Given task
State how many lines hold the word "Previstos", with no other words.

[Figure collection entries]
* * * * * * *

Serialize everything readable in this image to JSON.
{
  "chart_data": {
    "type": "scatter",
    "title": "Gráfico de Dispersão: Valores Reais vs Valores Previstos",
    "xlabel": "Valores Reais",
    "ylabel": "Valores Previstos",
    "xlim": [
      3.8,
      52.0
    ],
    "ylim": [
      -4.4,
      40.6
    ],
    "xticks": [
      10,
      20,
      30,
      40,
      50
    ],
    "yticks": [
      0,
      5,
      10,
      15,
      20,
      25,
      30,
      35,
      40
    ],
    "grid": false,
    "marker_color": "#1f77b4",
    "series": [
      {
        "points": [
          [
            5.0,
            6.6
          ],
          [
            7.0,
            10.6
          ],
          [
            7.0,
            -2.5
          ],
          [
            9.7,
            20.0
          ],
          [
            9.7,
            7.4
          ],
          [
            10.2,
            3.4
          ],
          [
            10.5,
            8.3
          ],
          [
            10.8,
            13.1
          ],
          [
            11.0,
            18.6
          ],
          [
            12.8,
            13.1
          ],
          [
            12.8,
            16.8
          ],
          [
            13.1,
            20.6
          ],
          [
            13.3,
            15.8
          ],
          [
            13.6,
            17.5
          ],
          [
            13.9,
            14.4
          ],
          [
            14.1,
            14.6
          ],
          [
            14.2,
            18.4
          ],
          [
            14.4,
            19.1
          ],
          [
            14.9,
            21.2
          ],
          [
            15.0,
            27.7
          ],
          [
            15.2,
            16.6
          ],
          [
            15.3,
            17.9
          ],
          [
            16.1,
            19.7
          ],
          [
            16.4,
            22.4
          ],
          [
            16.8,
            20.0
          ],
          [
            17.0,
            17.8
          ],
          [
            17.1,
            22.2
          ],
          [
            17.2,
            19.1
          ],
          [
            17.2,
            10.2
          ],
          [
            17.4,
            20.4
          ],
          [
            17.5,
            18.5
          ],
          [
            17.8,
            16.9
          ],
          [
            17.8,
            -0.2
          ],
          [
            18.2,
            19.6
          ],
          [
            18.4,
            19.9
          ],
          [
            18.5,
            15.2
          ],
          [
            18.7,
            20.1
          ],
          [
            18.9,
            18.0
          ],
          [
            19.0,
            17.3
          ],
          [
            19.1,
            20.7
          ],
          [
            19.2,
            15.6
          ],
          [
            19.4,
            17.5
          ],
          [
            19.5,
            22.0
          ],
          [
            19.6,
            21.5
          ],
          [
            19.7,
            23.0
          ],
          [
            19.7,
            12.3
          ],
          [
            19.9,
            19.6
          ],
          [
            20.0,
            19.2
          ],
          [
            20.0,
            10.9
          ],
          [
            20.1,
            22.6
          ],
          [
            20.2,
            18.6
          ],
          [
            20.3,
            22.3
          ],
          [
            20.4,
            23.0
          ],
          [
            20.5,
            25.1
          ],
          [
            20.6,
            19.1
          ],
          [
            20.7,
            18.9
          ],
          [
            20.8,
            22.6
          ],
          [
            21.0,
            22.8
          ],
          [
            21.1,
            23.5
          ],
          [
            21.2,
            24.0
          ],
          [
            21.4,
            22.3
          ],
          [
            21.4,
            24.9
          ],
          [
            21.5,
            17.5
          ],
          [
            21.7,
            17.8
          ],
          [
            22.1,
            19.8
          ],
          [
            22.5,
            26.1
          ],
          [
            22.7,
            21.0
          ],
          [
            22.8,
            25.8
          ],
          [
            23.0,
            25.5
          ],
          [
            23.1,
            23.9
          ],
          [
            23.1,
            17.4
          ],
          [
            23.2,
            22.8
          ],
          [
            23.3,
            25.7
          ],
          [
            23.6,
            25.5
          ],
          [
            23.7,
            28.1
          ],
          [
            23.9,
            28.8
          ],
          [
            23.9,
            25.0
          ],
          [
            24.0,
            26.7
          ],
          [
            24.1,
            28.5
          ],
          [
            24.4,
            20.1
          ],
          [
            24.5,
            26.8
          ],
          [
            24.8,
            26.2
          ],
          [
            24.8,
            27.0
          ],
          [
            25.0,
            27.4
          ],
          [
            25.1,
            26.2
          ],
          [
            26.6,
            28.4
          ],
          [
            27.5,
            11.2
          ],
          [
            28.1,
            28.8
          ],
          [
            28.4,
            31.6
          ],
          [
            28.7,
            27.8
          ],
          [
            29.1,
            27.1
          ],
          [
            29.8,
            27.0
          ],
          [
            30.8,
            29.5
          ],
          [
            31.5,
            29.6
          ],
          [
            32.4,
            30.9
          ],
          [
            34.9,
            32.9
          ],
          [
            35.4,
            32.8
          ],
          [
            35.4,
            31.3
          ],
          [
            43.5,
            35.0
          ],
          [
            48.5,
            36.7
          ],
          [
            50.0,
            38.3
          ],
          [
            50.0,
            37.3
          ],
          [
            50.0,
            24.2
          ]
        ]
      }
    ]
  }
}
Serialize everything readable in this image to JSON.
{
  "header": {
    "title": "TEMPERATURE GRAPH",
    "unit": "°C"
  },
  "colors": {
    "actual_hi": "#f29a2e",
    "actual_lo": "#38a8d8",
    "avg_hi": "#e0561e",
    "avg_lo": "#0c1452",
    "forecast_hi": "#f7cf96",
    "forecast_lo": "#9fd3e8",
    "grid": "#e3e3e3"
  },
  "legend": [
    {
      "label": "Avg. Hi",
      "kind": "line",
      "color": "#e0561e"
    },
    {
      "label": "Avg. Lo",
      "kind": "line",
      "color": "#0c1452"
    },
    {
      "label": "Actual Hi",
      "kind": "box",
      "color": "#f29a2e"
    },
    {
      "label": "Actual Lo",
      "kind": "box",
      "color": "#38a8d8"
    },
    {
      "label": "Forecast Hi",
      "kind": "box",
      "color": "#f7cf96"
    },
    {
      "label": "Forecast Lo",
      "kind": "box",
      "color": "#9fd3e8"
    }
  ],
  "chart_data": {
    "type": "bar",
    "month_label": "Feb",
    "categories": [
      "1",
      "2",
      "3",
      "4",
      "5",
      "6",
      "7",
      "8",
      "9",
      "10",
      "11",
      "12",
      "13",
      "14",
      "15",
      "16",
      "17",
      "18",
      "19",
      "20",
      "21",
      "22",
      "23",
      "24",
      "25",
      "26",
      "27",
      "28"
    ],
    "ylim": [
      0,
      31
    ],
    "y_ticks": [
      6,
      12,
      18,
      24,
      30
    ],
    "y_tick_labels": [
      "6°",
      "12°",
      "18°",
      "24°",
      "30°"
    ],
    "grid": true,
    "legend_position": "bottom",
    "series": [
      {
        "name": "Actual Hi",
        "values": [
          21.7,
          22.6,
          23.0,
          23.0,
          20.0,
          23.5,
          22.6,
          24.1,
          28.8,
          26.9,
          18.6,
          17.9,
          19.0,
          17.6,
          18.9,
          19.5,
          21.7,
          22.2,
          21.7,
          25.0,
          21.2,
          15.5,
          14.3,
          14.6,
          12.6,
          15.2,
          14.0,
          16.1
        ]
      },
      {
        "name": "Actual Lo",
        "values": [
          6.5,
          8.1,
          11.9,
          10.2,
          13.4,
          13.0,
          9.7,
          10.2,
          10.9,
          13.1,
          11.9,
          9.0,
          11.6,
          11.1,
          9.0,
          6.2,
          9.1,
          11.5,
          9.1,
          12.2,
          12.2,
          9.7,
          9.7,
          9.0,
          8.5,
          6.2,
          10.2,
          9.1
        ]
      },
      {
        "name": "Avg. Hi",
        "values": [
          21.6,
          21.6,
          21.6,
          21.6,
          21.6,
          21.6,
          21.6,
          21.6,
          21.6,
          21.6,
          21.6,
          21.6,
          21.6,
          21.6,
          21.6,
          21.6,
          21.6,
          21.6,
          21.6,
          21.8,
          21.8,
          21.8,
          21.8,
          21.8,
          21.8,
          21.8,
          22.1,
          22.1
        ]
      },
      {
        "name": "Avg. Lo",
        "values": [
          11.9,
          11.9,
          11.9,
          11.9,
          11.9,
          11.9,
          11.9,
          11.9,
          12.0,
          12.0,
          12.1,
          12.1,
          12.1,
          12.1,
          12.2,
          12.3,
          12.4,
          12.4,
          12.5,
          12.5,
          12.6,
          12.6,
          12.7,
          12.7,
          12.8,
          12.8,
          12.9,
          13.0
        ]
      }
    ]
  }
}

* * * * * * *

Result for this task
2